+++ Provided data +++
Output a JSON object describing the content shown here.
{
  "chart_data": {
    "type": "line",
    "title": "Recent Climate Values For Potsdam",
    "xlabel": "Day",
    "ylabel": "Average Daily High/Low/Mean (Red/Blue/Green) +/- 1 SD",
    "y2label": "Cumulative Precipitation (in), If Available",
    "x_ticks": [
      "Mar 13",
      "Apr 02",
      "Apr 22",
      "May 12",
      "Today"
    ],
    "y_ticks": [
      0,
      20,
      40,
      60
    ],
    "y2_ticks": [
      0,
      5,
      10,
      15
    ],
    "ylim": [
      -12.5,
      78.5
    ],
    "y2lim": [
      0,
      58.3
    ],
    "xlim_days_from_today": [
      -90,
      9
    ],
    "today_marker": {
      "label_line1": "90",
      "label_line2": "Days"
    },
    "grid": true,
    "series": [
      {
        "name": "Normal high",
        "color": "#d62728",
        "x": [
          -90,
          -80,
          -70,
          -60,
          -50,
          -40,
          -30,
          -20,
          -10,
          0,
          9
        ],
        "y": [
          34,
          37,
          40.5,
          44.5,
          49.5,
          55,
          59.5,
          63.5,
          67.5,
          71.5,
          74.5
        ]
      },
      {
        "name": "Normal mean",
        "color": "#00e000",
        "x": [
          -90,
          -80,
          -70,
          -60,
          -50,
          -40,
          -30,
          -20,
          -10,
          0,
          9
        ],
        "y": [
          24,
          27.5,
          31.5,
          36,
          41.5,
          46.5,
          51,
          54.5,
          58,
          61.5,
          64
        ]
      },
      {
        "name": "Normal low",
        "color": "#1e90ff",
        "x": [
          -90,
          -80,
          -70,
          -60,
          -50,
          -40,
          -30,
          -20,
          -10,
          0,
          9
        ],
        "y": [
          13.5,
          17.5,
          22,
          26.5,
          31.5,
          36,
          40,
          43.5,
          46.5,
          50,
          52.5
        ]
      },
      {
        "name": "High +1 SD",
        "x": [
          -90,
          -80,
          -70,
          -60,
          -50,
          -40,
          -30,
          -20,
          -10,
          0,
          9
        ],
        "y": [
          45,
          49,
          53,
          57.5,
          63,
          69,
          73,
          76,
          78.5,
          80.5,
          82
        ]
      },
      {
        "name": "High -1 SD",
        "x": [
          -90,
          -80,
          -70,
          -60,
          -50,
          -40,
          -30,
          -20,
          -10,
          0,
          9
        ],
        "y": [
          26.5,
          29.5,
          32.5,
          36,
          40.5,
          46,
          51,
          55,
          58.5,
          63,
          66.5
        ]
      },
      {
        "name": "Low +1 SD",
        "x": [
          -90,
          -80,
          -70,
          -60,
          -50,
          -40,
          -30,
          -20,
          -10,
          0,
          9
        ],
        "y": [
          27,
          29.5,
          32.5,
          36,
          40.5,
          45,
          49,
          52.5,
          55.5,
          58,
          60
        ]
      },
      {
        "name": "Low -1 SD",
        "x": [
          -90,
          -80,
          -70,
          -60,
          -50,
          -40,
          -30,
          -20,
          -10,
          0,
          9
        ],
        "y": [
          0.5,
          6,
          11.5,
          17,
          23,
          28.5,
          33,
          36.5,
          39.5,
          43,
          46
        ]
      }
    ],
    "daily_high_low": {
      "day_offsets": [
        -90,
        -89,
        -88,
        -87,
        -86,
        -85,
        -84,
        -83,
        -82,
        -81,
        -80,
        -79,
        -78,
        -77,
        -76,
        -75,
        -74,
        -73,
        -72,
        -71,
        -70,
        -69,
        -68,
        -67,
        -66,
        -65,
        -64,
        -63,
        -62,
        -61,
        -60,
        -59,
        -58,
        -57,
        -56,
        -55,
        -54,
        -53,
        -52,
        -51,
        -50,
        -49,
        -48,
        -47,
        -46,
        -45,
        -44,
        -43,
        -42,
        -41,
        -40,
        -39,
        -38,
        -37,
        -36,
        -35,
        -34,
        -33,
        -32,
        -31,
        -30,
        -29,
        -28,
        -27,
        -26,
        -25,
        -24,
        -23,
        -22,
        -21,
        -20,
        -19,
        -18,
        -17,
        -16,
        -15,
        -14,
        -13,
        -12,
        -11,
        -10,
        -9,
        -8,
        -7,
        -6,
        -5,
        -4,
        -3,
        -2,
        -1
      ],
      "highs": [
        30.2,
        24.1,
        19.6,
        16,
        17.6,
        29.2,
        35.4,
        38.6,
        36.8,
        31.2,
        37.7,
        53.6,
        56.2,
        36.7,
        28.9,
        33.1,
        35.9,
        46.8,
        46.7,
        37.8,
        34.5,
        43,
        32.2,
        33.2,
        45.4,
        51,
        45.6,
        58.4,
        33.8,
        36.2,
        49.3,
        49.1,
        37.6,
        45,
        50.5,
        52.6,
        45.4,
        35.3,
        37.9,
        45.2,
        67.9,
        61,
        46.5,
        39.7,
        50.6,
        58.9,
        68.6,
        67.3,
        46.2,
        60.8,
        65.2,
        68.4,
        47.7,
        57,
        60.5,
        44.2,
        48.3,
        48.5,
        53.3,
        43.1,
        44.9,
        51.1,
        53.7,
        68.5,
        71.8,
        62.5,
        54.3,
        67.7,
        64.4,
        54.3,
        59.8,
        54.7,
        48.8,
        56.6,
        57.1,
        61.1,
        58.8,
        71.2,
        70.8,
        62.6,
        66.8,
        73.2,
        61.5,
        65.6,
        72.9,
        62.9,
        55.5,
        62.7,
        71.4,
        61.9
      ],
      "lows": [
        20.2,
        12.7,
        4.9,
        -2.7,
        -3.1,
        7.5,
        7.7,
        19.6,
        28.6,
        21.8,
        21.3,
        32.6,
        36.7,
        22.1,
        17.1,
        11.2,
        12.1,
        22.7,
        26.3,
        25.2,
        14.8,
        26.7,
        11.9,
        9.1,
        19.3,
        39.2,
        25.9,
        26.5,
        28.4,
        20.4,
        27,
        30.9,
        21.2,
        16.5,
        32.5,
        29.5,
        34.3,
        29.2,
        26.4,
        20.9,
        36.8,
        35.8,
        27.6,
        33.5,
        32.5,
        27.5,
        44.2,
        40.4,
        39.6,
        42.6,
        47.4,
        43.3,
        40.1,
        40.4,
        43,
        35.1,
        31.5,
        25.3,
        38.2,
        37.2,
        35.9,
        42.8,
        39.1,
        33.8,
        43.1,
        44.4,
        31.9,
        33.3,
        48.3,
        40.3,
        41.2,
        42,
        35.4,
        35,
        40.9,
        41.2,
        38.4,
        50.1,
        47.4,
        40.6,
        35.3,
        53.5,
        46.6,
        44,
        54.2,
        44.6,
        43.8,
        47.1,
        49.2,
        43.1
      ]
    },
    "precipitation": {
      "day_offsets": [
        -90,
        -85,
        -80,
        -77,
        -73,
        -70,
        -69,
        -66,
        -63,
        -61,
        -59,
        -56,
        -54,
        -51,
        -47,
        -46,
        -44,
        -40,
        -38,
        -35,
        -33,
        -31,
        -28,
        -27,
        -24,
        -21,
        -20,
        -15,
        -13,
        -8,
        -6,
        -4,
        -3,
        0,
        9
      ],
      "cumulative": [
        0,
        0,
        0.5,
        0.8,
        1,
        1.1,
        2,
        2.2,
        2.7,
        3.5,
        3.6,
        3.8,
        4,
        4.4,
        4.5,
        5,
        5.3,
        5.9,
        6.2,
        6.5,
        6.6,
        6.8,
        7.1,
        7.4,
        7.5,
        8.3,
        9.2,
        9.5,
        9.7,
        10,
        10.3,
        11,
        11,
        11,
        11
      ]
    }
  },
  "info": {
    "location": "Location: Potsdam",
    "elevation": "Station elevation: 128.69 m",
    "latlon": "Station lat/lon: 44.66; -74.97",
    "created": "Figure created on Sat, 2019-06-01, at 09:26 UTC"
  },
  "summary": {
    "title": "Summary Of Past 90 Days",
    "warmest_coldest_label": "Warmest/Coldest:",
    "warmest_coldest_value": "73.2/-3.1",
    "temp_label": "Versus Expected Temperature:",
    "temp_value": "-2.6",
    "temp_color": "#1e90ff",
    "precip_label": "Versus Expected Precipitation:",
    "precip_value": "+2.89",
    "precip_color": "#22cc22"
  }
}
+++
**Written request:** How many lines in the records above contain the word "Normal"? Give only the number.

**Solution to the exercise:** 3